PROBLEM TO SOLVE: Wherever a line holds the string "values", copy that line.

▶

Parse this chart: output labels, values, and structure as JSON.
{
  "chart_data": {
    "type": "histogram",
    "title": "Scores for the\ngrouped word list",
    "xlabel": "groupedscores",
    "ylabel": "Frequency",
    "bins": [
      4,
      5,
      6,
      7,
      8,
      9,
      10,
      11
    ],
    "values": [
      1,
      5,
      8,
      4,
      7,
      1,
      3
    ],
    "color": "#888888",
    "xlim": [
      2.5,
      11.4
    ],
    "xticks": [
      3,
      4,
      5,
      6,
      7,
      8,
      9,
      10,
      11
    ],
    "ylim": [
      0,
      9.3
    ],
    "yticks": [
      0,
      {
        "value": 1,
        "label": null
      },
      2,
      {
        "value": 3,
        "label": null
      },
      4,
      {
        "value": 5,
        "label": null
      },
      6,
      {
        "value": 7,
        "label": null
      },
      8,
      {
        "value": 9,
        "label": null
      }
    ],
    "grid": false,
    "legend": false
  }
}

◀

RESPONSE TO THE EXERCISE:
Parse this chart: output labels, values, and structure as JSON.
    "values": [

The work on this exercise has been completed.